**Brief:**
Copy out the listing that follows exactly, dropping every picture.

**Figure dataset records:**
++++++++

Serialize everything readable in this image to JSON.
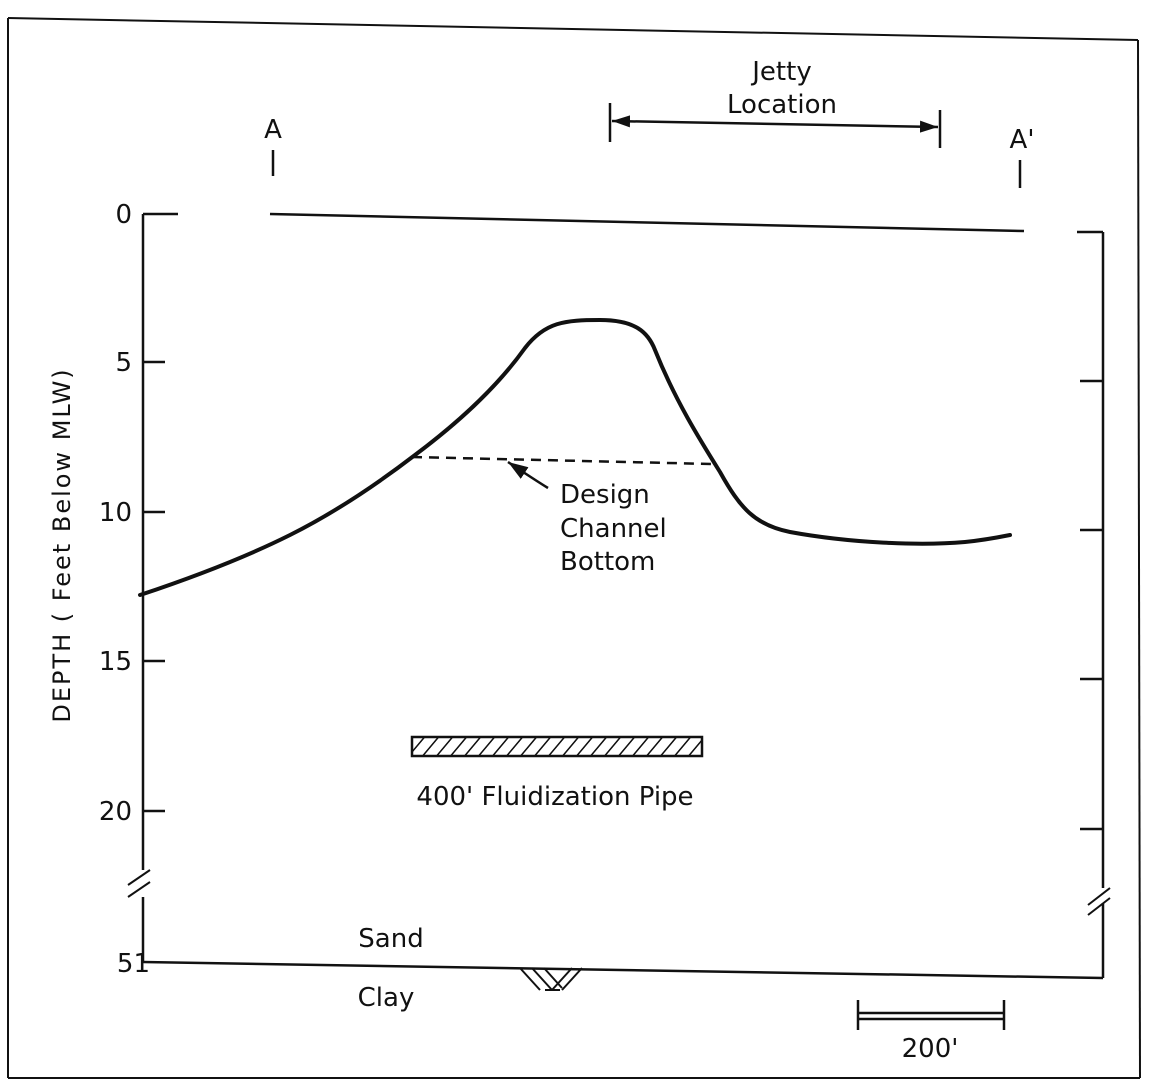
{
  "section": {
    "start_label": "A",
    "end_label": "A'"
  },
  "jetty": {
    "line1": "Jetty",
    "line2": "Location"
  },
  "axis": {
    "title": "DEPTH ( Feet Below MLW)",
    "ticks": [
      "0",
      "5",
      "10",
      "15",
      "20",
      "51"
    ]
  },
  "annotation": {
    "line1": "Design",
    "line2": "Channel",
    "line3": "Bottom"
  },
  "pipe": {
    "label": "400' Fluidization Pipe"
  },
  "layers": {
    "upper": "Sand",
    "lower": "Clay"
  },
  "scale_bar": {
    "label": "200'"
  },
  "colors": {
    "ink": "#111111",
    "paper": "#ffffff"
  }
}
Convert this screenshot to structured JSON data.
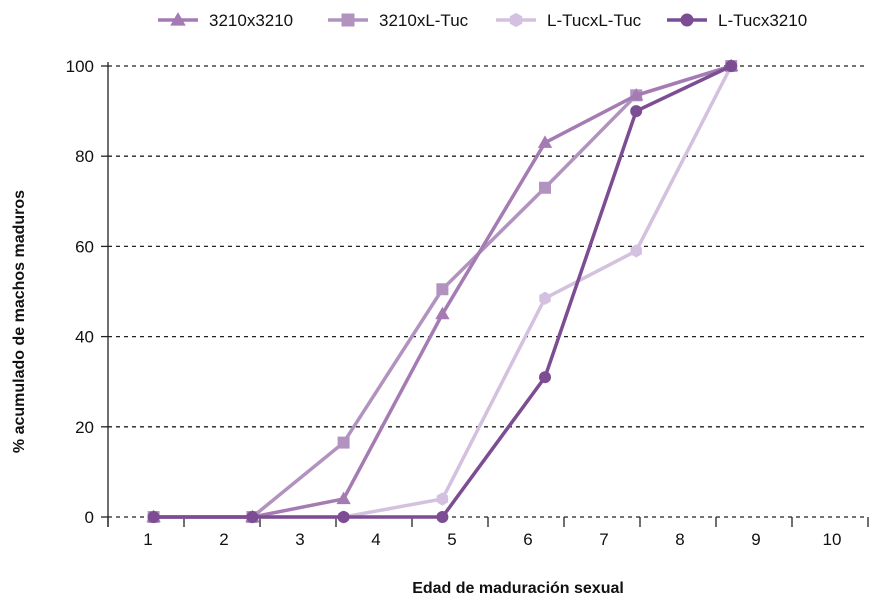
{
  "chart_data": {
    "type": "line",
    "title": "",
    "xlabel": "Edad de maduración sexual",
    "ylabel": "% acumulado de machos maduros",
    "x_ticks": [
      "1",
      "2",
      "3",
      "4",
      "5",
      "6",
      "7",
      "8",
      "9",
      "10"
    ],
    "y_ticks": [
      "0",
      "20",
      "40",
      "60",
      "80",
      "100"
    ],
    "xlim": [
      0.5,
      10.5
    ],
    "ylim": [
      0,
      100
    ],
    "grid": "horizontal dashed",
    "legend_position": "top",
    "series": [
      {
        "name": "3210x3210",
        "marker": "triangle",
        "color": "#a57bb3",
        "points": [
          [
            1.1,
            0
          ],
          [
            2.4,
            0
          ],
          [
            3.6,
            4
          ],
          [
            4.9,
            45
          ],
          [
            6.25,
            83
          ],
          [
            7.45,
            93.5
          ],
          [
            8.7,
            100
          ]
        ]
      },
      {
        "name": "3210xL-Tuc",
        "marker": "square",
        "color": "#b293c0",
        "points": [
          [
            1.1,
            0
          ],
          [
            2.4,
            0
          ],
          [
            3.6,
            16.5
          ],
          [
            4.9,
            50.5
          ],
          [
            6.25,
            73
          ],
          [
            7.45,
            93.5
          ],
          [
            8.7,
            100
          ]
        ]
      },
      {
        "name": "L-TucxL-Tuc",
        "marker": "hexagon",
        "color": "#d3c1df",
        "points": [
          [
            1.1,
            0
          ],
          [
            2.4,
            0
          ],
          [
            3.6,
            0
          ],
          [
            4.9,
            4
          ],
          [
            6.25,
            48.5
          ],
          [
            7.45,
            59
          ],
          [
            8.7,
            100
          ]
        ]
      },
      {
        "name": "L-Tucx3210",
        "marker": "circle",
        "color": "#7c4d92",
        "points": [
          [
            1.1,
            0
          ],
          [
            2.4,
            0
          ],
          [
            3.6,
            0
          ],
          [
            4.9,
            0
          ],
          [
            6.25,
            31
          ],
          [
            7.45,
            90
          ],
          [
            8.7,
            100
          ]
        ]
      }
    ]
  }
}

++++++++

**Full answer:**
Serialize everything readable in this image to JSON.
{
  "section": {
    "start_label": "A",
    "end_label": "A'"
  },
  "jetty": {
    "line1": "Jetty",
    "line2": "Location"
  },
  "axis": {
    "title": "DEPTH ( Feet Below MLW)",
    "ticks": [
      "0",
      "5",
      "10",
      "15",
      "20",
      "51"
    ]
  },
  "annotation": {
    "line1": "Design",
    "line2": "Channel",
    "line3": "Bottom"
  },
  "pipe": {
    "label": "400' Fluidization Pipe"
  },
  "layers": {
    "upper": "Sand",
    "lower": "Clay"
  },
  "scale_bar": {
    "label": "200'"
  },
  "colors": {
    "ink": "#111111",
    "paper": "#ffffff"
  }
}
Convert this screenshot to structured JSON data.
{
  "chart_data": {
    "type": "line",
    "title": "",
    "xlabel": "Edad de maduración sexual",
    "ylabel": "% acumulado de machos maduros",
    "x_ticks": [
      "1",
      "2",
      "3",
      "4",
      "5",
      "6",
      "7",
      "8",
      "9",
      "10"
    ],
    "y_ticks": [
      "0",
      "20",
      "40",
      "60",
      "80",
      "100"
    ],
    "xlim": [
      0.5,
      10.5
    ],
    "ylim": [
      0,
      100
    ],
    "grid": "horizontal dashed",
    "legend_position": "top",
    "series": [
      {
        "name": "3210x3210",
        "marker": "triangle",
        "color": "#a57bb3",
        "points": [
          [
            1.1,
            0
          ],
          [
            2.4,
            0
          ],
          [
            3.6,
            4
          ],
          [
            4.9,
            45
          ],
          [
            6.25,
            83
          ],
          [
            7.45,
            93.5
          ],
          [
            8.7,
            100
          ]
        ]
      },
      {
        "name": "3210xL-Tuc",
        "marker": "square",
        "color": "#b293c0",
        "points": [
          [
            1.1,
            0
          ],
          [
            2.4,
            0
          ],
          [
            3.6,
            16.5
          ],
          [
            4.9,
            50.5
          ],
          [
            6.25,
            73
          ],
          [
            7.45,
            93.5
          ],
          [
            8.7,
            100
          ]
        ]
      },
      {
        "name": "L-TucxL-Tuc",
        "marker": "hexagon",
        "color": "#d3c1df",
        "points": [
          [
            1.1,
            0
          ],
          [
            2.4,
            0
          ],
          [
            3.6,
            0
          ],
          [
            4.9,
            4
          ],
          [
            6.25,
            48.5
          ],
          [
            7.45,
            59
          ],
          [
            8.7,
            100
          ]
        ]
      },
      {
        "name": "L-Tucx3210",
        "marker": "circle",
        "color": "#7c4d92",
        "points": [
          [
            1.1,
            0
          ],
          [
            2.4,
            0
          ],
          [
            3.6,
            0
          ],
          [
            4.9,
            0
          ],
          [
            6.25,
            31
          ],
          [
            7.45,
            90
          ],
          [
            8.7,
            100
          ]
        ]
      }
    ]
  }
}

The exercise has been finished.